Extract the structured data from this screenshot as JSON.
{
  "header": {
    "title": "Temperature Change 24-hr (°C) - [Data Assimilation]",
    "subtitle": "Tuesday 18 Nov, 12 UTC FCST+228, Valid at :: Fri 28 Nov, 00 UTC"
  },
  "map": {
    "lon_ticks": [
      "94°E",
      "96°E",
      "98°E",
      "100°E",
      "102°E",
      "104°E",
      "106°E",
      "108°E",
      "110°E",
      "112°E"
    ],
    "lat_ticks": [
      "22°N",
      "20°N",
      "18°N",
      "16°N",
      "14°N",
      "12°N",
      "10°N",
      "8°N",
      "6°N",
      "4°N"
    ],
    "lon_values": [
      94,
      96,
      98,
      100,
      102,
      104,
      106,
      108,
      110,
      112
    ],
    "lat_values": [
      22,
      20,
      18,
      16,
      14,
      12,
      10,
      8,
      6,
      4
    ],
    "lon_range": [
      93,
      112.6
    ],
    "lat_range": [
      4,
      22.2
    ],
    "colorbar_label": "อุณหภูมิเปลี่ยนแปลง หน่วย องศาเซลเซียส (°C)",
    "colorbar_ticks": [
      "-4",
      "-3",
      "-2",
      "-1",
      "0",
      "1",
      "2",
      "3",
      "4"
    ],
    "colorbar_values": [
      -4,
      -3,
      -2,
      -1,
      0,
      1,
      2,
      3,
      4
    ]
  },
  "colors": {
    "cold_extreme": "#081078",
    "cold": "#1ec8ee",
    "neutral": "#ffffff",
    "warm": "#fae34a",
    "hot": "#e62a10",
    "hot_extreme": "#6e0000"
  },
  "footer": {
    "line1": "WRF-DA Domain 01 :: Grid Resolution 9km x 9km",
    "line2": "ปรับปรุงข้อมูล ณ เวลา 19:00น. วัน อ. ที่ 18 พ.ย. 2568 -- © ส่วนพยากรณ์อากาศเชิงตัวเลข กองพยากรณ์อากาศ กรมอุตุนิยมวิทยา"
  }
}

┄┄┄┄┄┄┄┄┄┄

WRITTEN INSTRUCTION
Reproduce each entry from the records above, character for character.

EXERCISE RESPONSE
Extract the structured data from this screenshot as JSON.
{
  "header": {
    "title": "Temperature Change 24-hr (°C) - [Data Assimilation]",
    "subtitle": "Tuesday 18 Nov, 12 UTC FCST+228, Valid at :: Fri 28 Nov, 00 UTC"
  },
  "map": {
    "lon_ticks": [
      "94°E",
      "96°E",
      "98°E",
      "100°E",
      "102°E",
      "104°E",
      "106°E",
      "108°E",
      "110°E",
      "112°E"
    ],
    "lat_ticks": [
      "22°N",
      "20°N",
      "18°N",
      "16°N",
      "14°N",
      "12°N",
      "10°N",
      "8°N",
      "6°N",
      "4°N"
    ],
    "lon_values": [
      94,
      96,
      98,
      100,
      102,
      104,
      106,
      108,
      110,
      112
    ],
    "lat_values": [
      22,
      20,
      18,
      16,
      14,
      12,
      10,
      8,
      6,
      4
    ],
    "lon_range": [
      93,
      112.6
    ],
    "lat_range": [
      4,
      22.2
    ],
    "colorbar_label": "อุณหภูมิเปลี่ยนแปลง หน่วย องศาเซลเซียส (°C)",
    "colorbar_ticks": [
      "-4",
      "-3",
      "-2",
      "-1",
      "0",
      "1",
      "2",
      "3",
      "4"
    ],
    "colorbar_values": [
      -4,
      -3,
      -2,
      -1,
      0,
      1,
      2,
      3,
      4
    ]
  },
  "colors": {
    "cold_extreme": "#081078",
    "cold": "#1ec8ee",
    "neutral": "#ffffff",
    "warm": "#fae34a",
    "hot": "#e62a10",
    "hot_extreme": "#6e0000"
  },
  "footer": {
    "line1": "WRF-DA Domain 01 :: Grid Resolution 9km x 9km",
    "line2": "ปรับปรุงข้อมูล ณ เวลา 19:00น. วัน อ. ที่ 18 พ.ย. 2568 -- © ส่วนพยากรณ์อากาศเชิงตัวเลข กองพยากรณ์อากาศ กรมอุตุนิยมวิทยา"
  }
}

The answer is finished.